* Start *
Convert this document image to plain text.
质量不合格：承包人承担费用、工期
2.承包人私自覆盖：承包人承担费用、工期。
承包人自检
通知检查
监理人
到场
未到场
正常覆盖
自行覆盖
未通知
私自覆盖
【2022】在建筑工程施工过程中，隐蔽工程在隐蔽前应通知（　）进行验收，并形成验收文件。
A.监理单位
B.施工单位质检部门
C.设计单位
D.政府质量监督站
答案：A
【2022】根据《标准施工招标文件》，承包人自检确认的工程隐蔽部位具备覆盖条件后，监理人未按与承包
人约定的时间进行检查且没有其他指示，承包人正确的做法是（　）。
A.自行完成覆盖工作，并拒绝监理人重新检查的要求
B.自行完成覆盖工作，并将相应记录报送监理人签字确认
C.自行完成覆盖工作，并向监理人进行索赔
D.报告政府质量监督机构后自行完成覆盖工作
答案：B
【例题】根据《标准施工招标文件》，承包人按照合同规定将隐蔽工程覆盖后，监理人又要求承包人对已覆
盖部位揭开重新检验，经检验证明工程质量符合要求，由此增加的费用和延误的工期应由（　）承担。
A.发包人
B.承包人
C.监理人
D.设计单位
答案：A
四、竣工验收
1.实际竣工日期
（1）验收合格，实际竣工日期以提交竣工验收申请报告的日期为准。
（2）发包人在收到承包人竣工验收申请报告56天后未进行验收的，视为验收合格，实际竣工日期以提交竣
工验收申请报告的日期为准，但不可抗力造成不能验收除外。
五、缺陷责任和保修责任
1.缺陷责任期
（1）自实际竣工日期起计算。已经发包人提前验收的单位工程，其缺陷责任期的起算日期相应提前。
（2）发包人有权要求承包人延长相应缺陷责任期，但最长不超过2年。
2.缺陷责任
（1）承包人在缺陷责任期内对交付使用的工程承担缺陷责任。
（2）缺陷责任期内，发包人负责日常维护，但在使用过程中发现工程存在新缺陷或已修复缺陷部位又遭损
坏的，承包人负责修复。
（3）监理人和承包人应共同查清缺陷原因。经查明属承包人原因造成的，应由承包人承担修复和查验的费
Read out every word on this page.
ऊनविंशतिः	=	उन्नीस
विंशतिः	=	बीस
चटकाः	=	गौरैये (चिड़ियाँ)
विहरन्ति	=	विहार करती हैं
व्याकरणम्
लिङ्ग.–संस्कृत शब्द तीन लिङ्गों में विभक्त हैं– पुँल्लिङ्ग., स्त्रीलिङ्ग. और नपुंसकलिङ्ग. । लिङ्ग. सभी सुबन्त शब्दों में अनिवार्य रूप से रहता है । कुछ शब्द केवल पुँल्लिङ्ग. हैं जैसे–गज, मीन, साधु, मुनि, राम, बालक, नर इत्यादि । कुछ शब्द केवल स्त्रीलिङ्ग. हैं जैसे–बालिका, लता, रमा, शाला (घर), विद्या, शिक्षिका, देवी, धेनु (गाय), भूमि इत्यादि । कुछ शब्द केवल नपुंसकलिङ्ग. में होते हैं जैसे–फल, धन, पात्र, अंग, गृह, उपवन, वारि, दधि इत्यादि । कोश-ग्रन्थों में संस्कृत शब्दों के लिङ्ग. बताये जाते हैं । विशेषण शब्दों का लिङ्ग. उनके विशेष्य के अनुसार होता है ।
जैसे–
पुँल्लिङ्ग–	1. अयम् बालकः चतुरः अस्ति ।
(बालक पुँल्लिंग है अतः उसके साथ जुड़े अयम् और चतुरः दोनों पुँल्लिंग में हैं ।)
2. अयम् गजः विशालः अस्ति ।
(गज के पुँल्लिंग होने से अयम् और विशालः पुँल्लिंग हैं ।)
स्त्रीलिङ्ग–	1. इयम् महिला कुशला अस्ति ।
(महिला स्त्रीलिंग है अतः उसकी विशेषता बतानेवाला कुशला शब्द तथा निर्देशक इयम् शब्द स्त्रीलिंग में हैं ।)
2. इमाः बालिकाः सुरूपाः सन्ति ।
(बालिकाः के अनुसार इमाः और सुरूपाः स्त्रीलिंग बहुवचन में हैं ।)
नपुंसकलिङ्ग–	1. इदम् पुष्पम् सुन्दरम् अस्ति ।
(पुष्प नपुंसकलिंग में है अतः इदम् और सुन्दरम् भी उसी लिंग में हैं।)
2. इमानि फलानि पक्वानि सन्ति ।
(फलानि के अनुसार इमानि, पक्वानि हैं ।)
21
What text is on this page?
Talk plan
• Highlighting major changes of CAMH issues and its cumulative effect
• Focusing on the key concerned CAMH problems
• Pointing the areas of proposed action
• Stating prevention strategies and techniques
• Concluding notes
* End *
**The problem:** Copy the material above, line for line.

**Right answer:**
Convert this document image to plain text.
质量不合格：承包人承担费用、工期
2.承包人私自覆盖：承包人承担费用、工期。
承包人自检
通知检查
监理人
到场
未到场
正常覆盖
自行覆盖
未通知
私自覆盖
【2022】在建筑工程施工过程中，隐蔽工程在隐蔽前应通知（　）进行验收，并形成验收文件。
A.监理单位
B.施工单位质检部门
C.设计单位
D.政府质量监督站
答案：A
【2022】根据《标准施工招标文件》，承包人自检确认的工程隐蔽部位具备覆盖条件后，监理人未按与承包
人约定的时间进行检查且没有其他指示，承包人正确的做法是（　）。
A.自行完成覆盖工作，并拒绝监理人重新检查的要求
B.自行完成覆盖工作，并将相应记录报送监理人签字确认
C.自行完成覆盖工作，并向监理人进行索赔
D.报告政府质量监督机构后自行完成覆盖工作
答案：B
【例题】根据《标准施工招标文件》，承包人按照合同规定将隐蔽工程覆盖后，监理人又要求承包人对已覆
盖部位揭开重新检验，经检验证明工程质量符合要求，由此增加的费用和延误的工期应由（　）承担。
A.发包人
B.承包人
C.监理人
D.设计单位
答案：A
四、竣工验收
1.实际竣工日期
（1）验收合格，实际竣工日期以提交竣工验收申请报告的日期为准。
（2）发包人在收到承包人竣工验收申请报告56天后未进行验收的，视为验收合格，实际竣工日期以提交竣
工验收申请报告的日期为准，但不可抗力造成不能验收除外。
五、缺陷责任和保修责任
1.缺陷责任期
（1）自实际竣工日期起计算。已经发包人提前验收的单位工程，其缺陷责任期的起算日期相应提前。
（2）发包人有权要求承包人延长相应缺陷责任期，但最长不超过2年。
2.缺陷责任
（1）承包人在缺陷责任期内对交付使用的工程承担缺陷责任。
（2）缺陷责任期内，发包人负责日常维护，但在使用过程中发现工程存在新缺陷或已修复缺陷部位又遭损
坏的，承包人负责修复。
（3）监理人和承包人应共同查清缺陷原因。经查明属承包人原因造成的，应由承包人承担修复和查验的费
Read out every word on this page.
ऊनविंशतिः	=	उन्नीस
विंशतिः	=	बीस
चटकाः	=	गौरैये (चिड़ियाँ)
विहरन्ति	=	विहार करती हैं
व्याकरणम्
लिङ्ग.–संस्कृत शब्द तीन लिङ्गों में विभक्त हैं– पुँल्लिङ्ग., स्त्रीलिङ्ग. और नपुंसकलिङ्ग. । लिङ्ग. सभी सुबन्त शब्दों में अनिवार्य रूप से रहता है । कुछ शब्द केवल पुँल्लिङ्ग. हैं जैसे–गज, मीन, साधु, मुनि, राम, बालक, नर इत्यादि । कुछ शब्द केवल स्त्रीलिङ्ग. हैं जैसे–बालिका, लता, रमा, शाला (घर), विद्या, शिक्षिका, देवी, धेनु (गाय), भूमि इत्यादि । कुछ शब्द केवल नपुंसकलिङ्ग. में होते हैं जैसे–फल, धन, पात्र, अंग, गृह, उपवन, वारि, दधि इत्यादि । कोश-ग्रन्थों में संस्कृत शब्दों के लिङ्ग. बताये जाते हैं । विशेषण शब्दों का लिङ्ग. उनके विशेष्य के अनुसार होता है ।
जैसे–
पुँल्लिङ्ग–	1. अयम् बालकः चतुरः अस्ति ।
(बालक पुँल्लिंग है अतः उसके साथ जुड़े अयम् और चतुरः दोनों पुँल्लिंग में हैं ।)
2. अयम् गजः विशालः अस्ति ।
(गज के पुँल्लिंग होने से अयम् और विशालः पुँल्लिंग हैं ।)
स्त्रीलिङ्ग–	1. इयम् महिला कुशला अस्ति ।
(महिला स्त्रीलिंग है अतः उसकी विशेषता बतानेवाला कुशला शब्द तथा निर्देशक इयम् शब्द स्त्रीलिंग में हैं ।)
2. इमाः बालिकाः सुरूपाः सन्ति ।
(बालिकाः के अनुसार इमाः और सुरूपाः स्त्रीलिंग बहुवचन में हैं ।)
नपुंसकलिङ्ग–	1. इदम् पुष्पम् सुन्दरम् अस्ति ।
(पुष्प नपुंसकलिंग में है अतः इदम् और सुन्दरम् भी उसी लिंग में हैं।)
2. इमानि फलानि पक्वानि सन्ति ।
(फलानि के अनुसार इमानि, पक्वानि हैं ।)
21
What text is on this page?
Talk plan
• Highlighting major changes of CAMH issues and its cumulative effect
• Focusing on the key concerned CAMH problems
• Pointing the areas of proposed action
• Stating prevention strategies and techniques
• Concluding notes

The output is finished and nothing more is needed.